----- Source records -----

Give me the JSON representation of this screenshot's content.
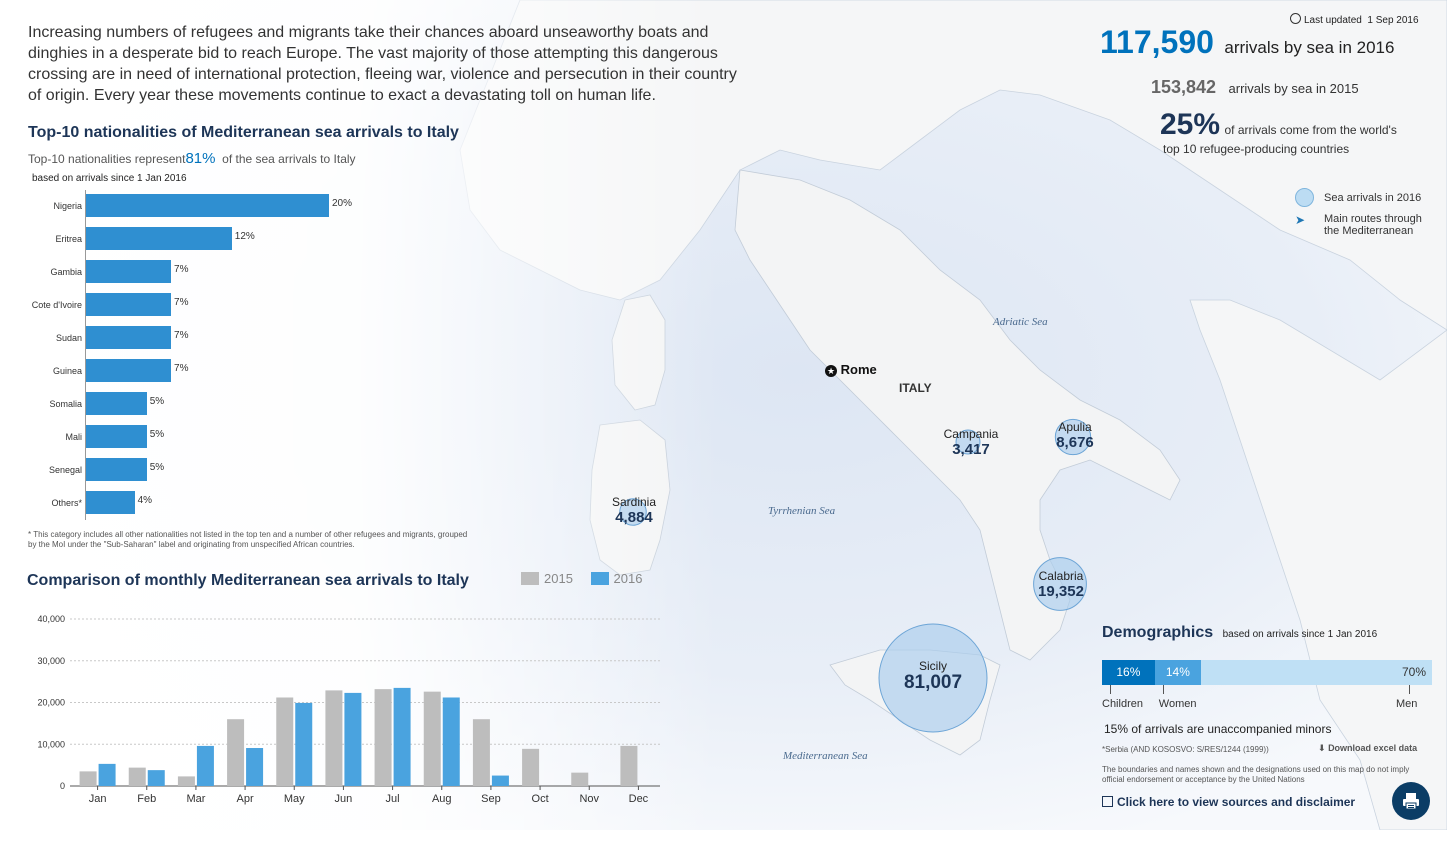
{
  "intro": "Increasing numbers of refugees and migrants take their chances aboard unseaworthy boats and dinghies in a desperate bid to reach Europe. The vast majority of those attempting this dangerous crossing are in need of international protection, fleeing war, violence and persecution in their country of origin. Every year these movements continue to exact a devastating toll on human life.",
  "nationalities": {
    "title": "Top-10 nationalities of Mediterranean sea arrivals to Italy",
    "subtitle_prefix": "Top-10 nationalities represent",
    "subtitle_pct": "81%",
    "subtitle_suffix": "of the sea arrivals to Italy",
    "basis": "based on arrivals since 1 Jan 2016",
    "footnote": "* This category includes all other nationalities not listed in the top ten and a number of other refugees and migrants, grouped by the MoI under the \"Sub-Saharan\" label and originating from unspecified   African countries."
  },
  "monthly": {
    "title": "Comparison of monthly Mediterranean sea arrivals to Italy",
    "legend": [
      {
        "label": "2015",
        "color": "#bdbdbd"
      },
      {
        "label": "2016",
        "color": "#4aa3df"
      }
    ]
  },
  "header_stats": {
    "last_updated_label": "Last updated",
    "last_updated_date": "1 Sep 2016",
    "arrivals_2016": "117,590",
    "arrivals_2016_label": "arrivals by sea in 2016",
    "arrivals_2015": "153,842",
    "arrivals_2015_label": "arrivals by sea in 2015",
    "pct": "25%",
    "pct_label_1": "of arrivals come from the world's",
    "pct_label_2": "top 10 refugee-producing countries"
  },
  "map_legend": {
    "bubble_label": "Sea arrivals in 2016",
    "route_label_1": "Main routes through",
    "route_label_2": "the Mediterranean"
  },
  "map": {
    "capital": "Rome",
    "country": "ITALY",
    "seas": [
      "Adriatic Sea",
      "Tyrrhenian Sea",
      "Mediterranean Sea"
    ],
    "regions": [
      {
        "name": "Sicily",
        "value": "81,007",
        "arrivals": 81007
      },
      {
        "name": "Calabria",
        "value": "19,352",
        "arrivals": 19352
      },
      {
        "name": "Apulia",
        "value": "8,676",
        "arrivals": 8676
      },
      {
        "name": "Sardinia",
        "value": "4,884",
        "arrivals": 4884
      },
      {
        "name": "Campania",
        "value": "3,417",
        "arrivals": 3417
      }
    ]
  },
  "demographics": {
    "title": "Demographics",
    "basis": "based on arrivals since 1 Jan 2016",
    "segments": [
      {
        "label": "Children",
        "pct": "16%",
        "share": 16,
        "color": "#0072bc",
        "text_color": "#ffffff"
      },
      {
        "label": "Women",
        "pct": "14%",
        "share": 14,
        "color": "#4aa3df",
        "text_color": "#ffffff"
      },
      {
        "label": "Men",
        "pct": "70%",
        "share": 70,
        "color": "#bfe0f5",
        "text_color": "#333333"
      }
    ],
    "minors": "15% of arrivals are unaccompanied minors",
    "serbia_note": "*Serbia (AND KOSOSVO: S/RES/1244 (1999))",
    "download": "Download excel data",
    "disclaimer": "The boundaries and names shown and the designations used on this map do not imply official endorsement or acceptance by the United Nations",
    "sources_link": "Click here to view sources and disclaimer"
  },
  "chart_data": [
    {
      "type": "bar",
      "orientation": "horizontal",
      "title": "Top-10 nationalities of Mediterranean sea arrivals to Italy",
      "categories": [
        "Nigeria",
        "Eritrea",
        "Gambia",
        "Cote d'Ivoire",
        "Sudan",
        "Guinea",
        "Somalia",
        "Mali",
        "Senegal",
        "Others*"
      ],
      "values": [
        20,
        12,
        7,
        7,
        7,
        7,
        5,
        5,
        5,
        4
      ],
      "labels": [
        "20%",
        "12%",
        "7%",
        "7%",
        "7%",
        "7%",
        "5%",
        "5%",
        "5%",
        "4%"
      ],
      "xlim": [
        0,
        20
      ],
      "color": "#2f8fd1"
    },
    {
      "type": "bar",
      "title": "Comparison of monthly Mediterranean sea arrivals to Italy",
      "categories": [
        "Jan",
        "Feb",
        "Mar",
        "Apr",
        "May",
        "Jun",
        "Jul",
        "Aug",
        "Sep",
        "Oct",
        "Nov",
        "Dec"
      ],
      "series": [
        {
          "name": "2015",
          "color": "#bdbdbd",
          "values": [
            3500,
            4400,
            2300,
            16000,
            21200,
            22900,
            23200,
            22600,
            16000,
            8900,
            3200,
            9600
          ]
        },
        {
          "name": "2016",
          "color": "#4aa3df",
          "values": [
            5300,
            3800,
            9600,
            9100,
            19900,
            22300,
            23500,
            21200,
            2500,
            null,
            null,
            null
          ]
        }
      ],
      "ylim": [
        0,
        40000
      ],
      "yticks": [
        "0",
        "10,000",
        "20,000",
        "30,000",
        "40,000"
      ],
      "ytick_values": [
        0,
        10000,
        20000,
        30000,
        40000
      ],
      "grid": true
    }
  ]
}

-----

Written request. All of the data above should be transcribed verbatim, with pictures omitted.

Response.
Give me the JSON representation of this screenshot's content.
{
  "intro": "Increasing numbers of refugees and migrants take their chances aboard unseaworthy boats and dinghies in a desperate bid to reach Europe. The vast majority of those attempting this dangerous crossing are in need of international protection, fleeing war, violence and persecution in their country of origin. Every year these movements continue to exact a devastating toll on human life.",
  "nationalities": {
    "title": "Top-10 nationalities of Mediterranean sea arrivals to Italy",
    "subtitle_prefix": "Top-10 nationalities represent",
    "subtitle_pct": "81%",
    "subtitle_suffix": "of the sea arrivals to Italy",
    "basis": "based on arrivals since 1 Jan 2016",
    "footnote": "* This category includes all other nationalities not listed in the top ten and a number of other refugees and migrants, grouped by the MoI under the \"Sub-Saharan\" label and originating from unspecified   African countries."
  },
  "monthly": {
    "title": "Comparison of monthly Mediterranean sea arrivals to Italy",
    "legend": [
      {
        "label": "2015",
        "color": "#bdbdbd"
      },
      {
        "label": "2016",
        "color": "#4aa3df"
      }
    ]
  },
  "header_stats": {
    "last_updated_label": "Last updated",
    "last_updated_date": "1 Sep 2016",
    "arrivals_2016": "117,590",
    "arrivals_2016_label": "arrivals by sea in 2016",
    "arrivals_2015": "153,842",
    "arrivals_2015_label": "arrivals by sea in 2015",
    "pct": "25%",
    "pct_label_1": "of arrivals come from the world's",
    "pct_label_2": "top 10 refugee-producing countries"
  },
  "map_legend": {
    "bubble_label": "Sea arrivals in 2016",
    "route_label_1": "Main routes through",
    "route_label_2": "the Mediterranean"
  },
  "map": {
    "capital": "Rome",
    "country": "ITALY",
    "seas": [
      "Adriatic Sea",
      "Tyrrhenian Sea",
      "Mediterranean Sea"
    ],
    "regions": [
      {
        "name": "Sicily",
        "value": "81,007",
        "arrivals": 81007
      },
      {
        "name": "Calabria",
        "value": "19,352",
        "arrivals": 19352
      },
      {
        "name": "Apulia",
        "value": "8,676",
        "arrivals": 8676
      },
      {
        "name": "Sardinia",
        "value": "4,884",
        "arrivals": 4884
      },
      {
        "name": "Campania",
        "value": "3,417",
        "arrivals": 3417
      }
    ]
  },
  "demographics": {
    "title": "Demographics",
    "basis": "based on arrivals since 1 Jan 2016",
    "segments": [
      {
        "label": "Children",
        "pct": "16%",
        "share": 16,
        "color": "#0072bc",
        "text_color": "#ffffff"
      },
      {
        "label": "Women",
        "pct": "14%",
        "share": 14,
        "color": "#4aa3df",
        "text_color": "#ffffff"
      },
      {
        "label": "Men",
        "pct": "70%",
        "share": 70,
        "color": "#bfe0f5",
        "text_color": "#333333"
      }
    ],
    "minors": "15% of arrivals are unaccompanied minors",
    "serbia_note": "*Serbia (AND KOSOSVO: S/RES/1244 (1999))",
    "download": "Download excel data",
    "disclaimer": "The boundaries and names shown and the designations used on this map do not imply official endorsement or acceptance by the United Nations",
    "sources_link": "Click here to view sources and disclaimer"
  },
  "chart_data": [
    {
      "type": "bar",
      "orientation": "horizontal",
      "title": "Top-10 nationalities of Mediterranean sea arrivals to Italy",
      "categories": [
        "Nigeria",
        "Eritrea",
        "Gambia",
        "Cote d'Ivoire",
        "Sudan",
        "Guinea",
        "Somalia",
        "Mali",
        "Senegal",
        "Others*"
      ],
      "values": [
        20,
        12,
        7,
        7,
        7,
        7,
        5,
        5,
        5,
        4
      ],
      "labels": [
        "20%",
        "12%",
        "7%",
        "7%",
        "7%",
        "7%",
        "5%",
        "5%",
        "5%",
        "4%"
      ],
      "xlim": [
        0,
        20
      ],
      "color": "#2f8fd1"
    },
    {
      "type": "bar",
      "title": "Comparison of monthly Mediterranean sea arrivals to Italy",
      "categories": [
        "Jan",
        "Feb",
        "Mar",
        "Apr",
        "May",
        "Jun",
        "Jul",
        "Aug",
        "Sep",
        "Oct",
        "Nov",
        "Dec"
      ],
      "series": [
        {
          "name": "2015",
          "color": "#bdbdbd",
          "values": [
            3500,
            4400,
            2300,
            16000,
            21200,
            22900,
            23200,
            22600,
            16000,
            8900,
            3200,
            9600
          ]
        },
        {
          "name": "2016",
          "color": "#4aa3df",
          "values": [
            5300,
            3800,
            9600,
            9100,
            19900,
            22300,
            23500,
            21200,
            2500,
            null,
            null,
            null
          ]
        }
      ],
      "ylim": [
        0,
        40000
      ],
      "yticks": [
        "0",
        "10,000",
        "20,000",
        "30,000",
        "40,000"
      ],
      "ytick_values": [
        0,
        10000,
        20000,
        30000,
        40000
      ],
      "grid": true
    }
  ]
}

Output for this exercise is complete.